● TASK DESCRIPTION
Take the material below and retype it in full; pictures are left out.

● EXCERPTED DATA
--------------------------------------------------
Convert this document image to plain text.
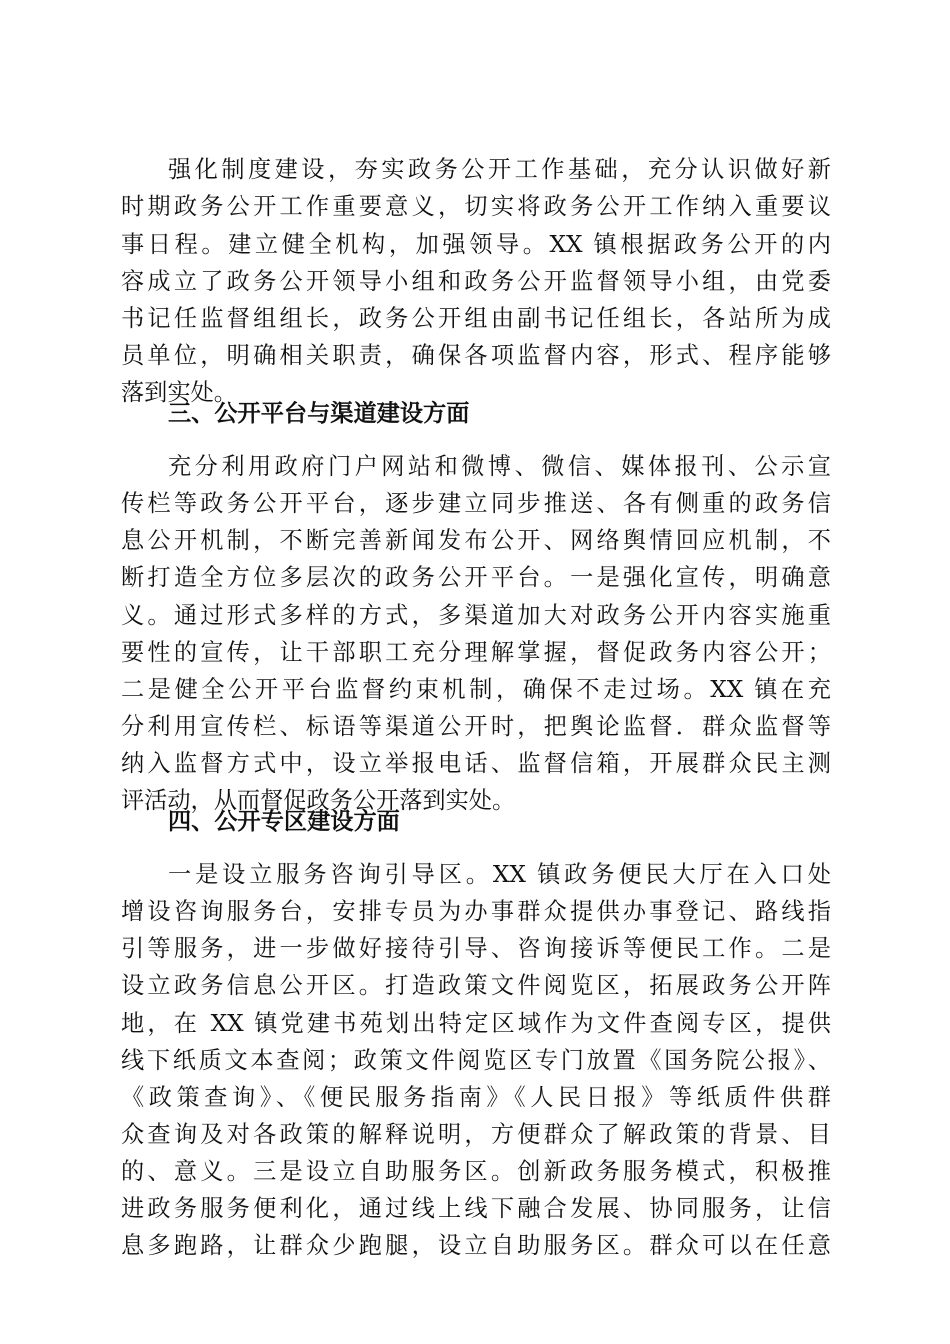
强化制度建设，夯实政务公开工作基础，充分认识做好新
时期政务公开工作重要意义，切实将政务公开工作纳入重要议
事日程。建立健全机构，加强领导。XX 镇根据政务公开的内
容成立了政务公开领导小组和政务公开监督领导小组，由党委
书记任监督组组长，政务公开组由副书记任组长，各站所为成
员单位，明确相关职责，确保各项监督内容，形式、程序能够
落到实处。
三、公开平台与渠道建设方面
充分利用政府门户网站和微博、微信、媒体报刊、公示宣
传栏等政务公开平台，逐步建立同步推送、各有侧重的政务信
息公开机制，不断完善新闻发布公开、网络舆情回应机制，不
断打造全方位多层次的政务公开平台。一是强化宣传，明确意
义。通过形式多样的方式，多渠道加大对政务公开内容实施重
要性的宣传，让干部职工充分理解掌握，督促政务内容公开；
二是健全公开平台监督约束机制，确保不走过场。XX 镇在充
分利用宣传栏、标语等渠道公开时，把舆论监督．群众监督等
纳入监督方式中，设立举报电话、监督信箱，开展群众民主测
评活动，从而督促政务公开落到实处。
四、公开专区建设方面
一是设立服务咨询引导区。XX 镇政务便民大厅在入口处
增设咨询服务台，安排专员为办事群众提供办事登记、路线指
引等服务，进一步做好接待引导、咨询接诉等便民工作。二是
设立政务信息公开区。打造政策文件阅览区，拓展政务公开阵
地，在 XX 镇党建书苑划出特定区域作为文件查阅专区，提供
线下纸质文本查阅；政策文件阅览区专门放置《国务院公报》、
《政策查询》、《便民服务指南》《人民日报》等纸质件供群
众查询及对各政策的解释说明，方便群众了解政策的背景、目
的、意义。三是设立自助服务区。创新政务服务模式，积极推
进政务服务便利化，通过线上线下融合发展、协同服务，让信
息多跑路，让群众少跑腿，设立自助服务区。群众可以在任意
--------------------------------------------------
● FINISHED TASK
Convert this document image to plain text.
强化制度建设，夯实政务公开工作基础，充分认识做好新
时期政务公开工作重要意义，切实将政务公开工作纳入重要议
事日程。建立健全机构，加强领导。XX 镇根据政务公开的内
容成立了政务公开领导小组和政务公开监督领导小组，由党委
书记任监督组组长，政务公开组由副书记任组长，各站所为成
员单位，明确相关职责，确保各项监督内容，形式、程序能够
落到实处。
三、公开平台与渠道建设方面
充分利用政府门户网站和微博、微信、媒体报刊、公示宣
传栏等政务公开平台，逐步建立同步推送、各有侧重的政务信
息公开机制，不断完善新闻发布公开、网络舆情回应机制，不
断打造全方位多层次的政务公开平台。一是强化宣传，明确意
义。通过形式多样的方式，多渠道加大对政务公开内容实施重
要性的宣传，让干部职工充分理解掌握，督促政务内容公开；
二是健全公开平台监督约束机制，确保不走过场。XX 镇在充
分利用宣传栏、标语等渠道公开时，把舆论监督．群众监督等
纳入监督方式中，设立举报电话、监督信箱，开展群众民主测
评活动，从而督促政务公开落到实处。
四、公开专区建设方面
一是设立服务咨询引导区。XX 镇政务便民大厅在入口处
增设咨询服务台，安排专员为办事群众提供办事登记、路线指
引等服务，进一步做好接待引导、咨询接诉等便民工作。二是
设立政务信息公开区。打造政策文件阅览区，拓展政务公开阵
地，在 XX 镇党建书苑划出特定区域作为文件查阅专区，提供
线下纸质文本查阅；政策文件阅览区专门放置《国务院公报》、
《政策查询》、《便民服务指南》《人民日报》等纸质件供群
众查询及对各政策的解释说明，方便群众了解政策的背景、目
的、意义。三是设立自助服务区。创新政务服务模式，积极推
进政务服务便利化，通过线上线下融合发展、协同服务，让信
息多跑路，让群众少跑腿，设立自助服务区。群众可以在任意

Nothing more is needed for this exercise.